Set problem
Transcribe the material below exactly as it appears.

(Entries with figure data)
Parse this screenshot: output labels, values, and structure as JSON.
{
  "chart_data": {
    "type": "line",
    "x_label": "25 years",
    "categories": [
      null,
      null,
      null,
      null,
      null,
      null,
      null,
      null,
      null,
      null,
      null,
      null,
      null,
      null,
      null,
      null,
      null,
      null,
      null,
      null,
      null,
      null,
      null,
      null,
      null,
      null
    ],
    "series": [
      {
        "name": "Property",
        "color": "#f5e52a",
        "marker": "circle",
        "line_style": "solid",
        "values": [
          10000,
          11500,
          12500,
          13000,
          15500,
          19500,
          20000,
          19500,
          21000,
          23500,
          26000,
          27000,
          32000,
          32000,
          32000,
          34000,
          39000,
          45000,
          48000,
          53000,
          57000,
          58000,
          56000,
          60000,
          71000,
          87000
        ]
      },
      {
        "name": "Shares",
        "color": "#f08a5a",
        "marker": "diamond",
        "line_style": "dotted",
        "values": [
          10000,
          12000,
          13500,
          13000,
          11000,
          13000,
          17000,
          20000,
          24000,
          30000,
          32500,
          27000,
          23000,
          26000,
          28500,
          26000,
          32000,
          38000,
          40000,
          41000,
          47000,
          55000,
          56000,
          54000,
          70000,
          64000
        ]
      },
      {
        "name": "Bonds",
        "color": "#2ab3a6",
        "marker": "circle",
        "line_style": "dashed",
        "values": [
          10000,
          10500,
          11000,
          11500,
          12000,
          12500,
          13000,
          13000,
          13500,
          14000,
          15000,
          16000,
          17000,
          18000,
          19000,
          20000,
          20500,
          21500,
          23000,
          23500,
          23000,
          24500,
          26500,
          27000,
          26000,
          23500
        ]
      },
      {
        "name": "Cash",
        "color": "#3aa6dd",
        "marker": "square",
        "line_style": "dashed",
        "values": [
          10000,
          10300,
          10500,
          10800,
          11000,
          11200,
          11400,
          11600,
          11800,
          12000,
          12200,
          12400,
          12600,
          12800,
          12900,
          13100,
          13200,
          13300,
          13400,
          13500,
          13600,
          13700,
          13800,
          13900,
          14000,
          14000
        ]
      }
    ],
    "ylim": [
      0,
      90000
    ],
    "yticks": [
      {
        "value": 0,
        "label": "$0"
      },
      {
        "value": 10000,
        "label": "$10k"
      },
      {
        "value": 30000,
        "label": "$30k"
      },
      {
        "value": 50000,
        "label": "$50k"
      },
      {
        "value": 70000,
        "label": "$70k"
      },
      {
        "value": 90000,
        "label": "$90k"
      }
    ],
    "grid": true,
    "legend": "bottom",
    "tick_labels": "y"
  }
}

Written response
Parse this screenshot: output labels, values, and structure as JSON.
{
  "chart_data": {
    "type": "line",
    "x_label": "25 years",
    "categories": [
      null,
      null,
      null,
      null,
      null,
      null,
      null,
      null,
      null,
      null,
      null,
      null,
      null,
      null,
      null,
      null,
      null,
      null,
      null,
      null,
      null,
      null,
      null,
      null,
      null,
      null
    ],
    "series": [
      {
        "name": "Property",
        "color": "#f5e52a",
        "marker": "circle",
        "line_style": "solid",
        "values": [
          10000,
          11500,
          12500,
          13000,
          15500,
          19500,
          20000,
          19500,
          21000,
          23500,
          26000,
          27000,
          32000,
          32000,
          32000,
          34000,
          39000,
          45000,
          48000,
          53000,
          57000,
          58000,
          56000,
          60000,
          71000,
          87000
        ]
      },
      {
        "name": "Shares",
        "color": "#f08a5a",
        "marker": "diamond",
        "line_style": "dotted",
        "values": [
          10000,
          12000,
          13500,
          13000,
          11000,
          13000,
          17000,
          20000,
          24000,
          30000,
          32500,
          27000,
          23000,
          26000,
          28500,
          26000,
          32000,
          38000,
          40000,
          41000,
          47000,
          55000,
          56000,
          54000,
          70000,
          64000
        ]
      },
      {
        "name": "Bonds",
        "color": "#2ab3a6",
        "marker": "circle",
        "line_style": "dashed",
        "values": [
          10000,
          10500,
          11000,
          11500,
          12000,
          12500,
          13000,
          13000,
          13500,
          14000,
          15000,
          16000,
          17000,
          18000,
          19000,
          20000,
          20500,
          21500,
          23000,
          23500,
          23000,
          24500,
          26500,
          27000,
          26000,
          23500
        ]
      },
      {
        "name": "Cash",
        "color": "#3aa6dd",
        "marker": "square",
        "line_style": "dashed",
        "values": [
          10000,
          10300,
          10500,
          10800,
          11000,
          11200,
          11400,
          11600,
          11800,
          12000,
          12200,
          12400,
          12600,
          12800,
          12900,
          13100,
          13200,
          13300,
          13400,
          13500,
          13600,
          13700,
          13800,
          13900,
          14000,
          14000
        ]
      }
    ],
    "ylim": [
      0,
      90000
    ],
    "yticks": [
      {
        "value": 0,
        "label": "$0"
      },
      {
        "value": 10000,
        "label": "$10k"
      },
      {
        "value": 30000,
        "label": "$30k"
      },
      {
        "value": 50000,
        "label": "$50k"
      },
      {
        "value": 70000,
        "label": "$70k"
      },
      {
        "value": 90000,
        "label": "$90k"
      }
    ],
    "grid": true,
    "legend": "bottom",
    "tick_labels": "y"
  }
}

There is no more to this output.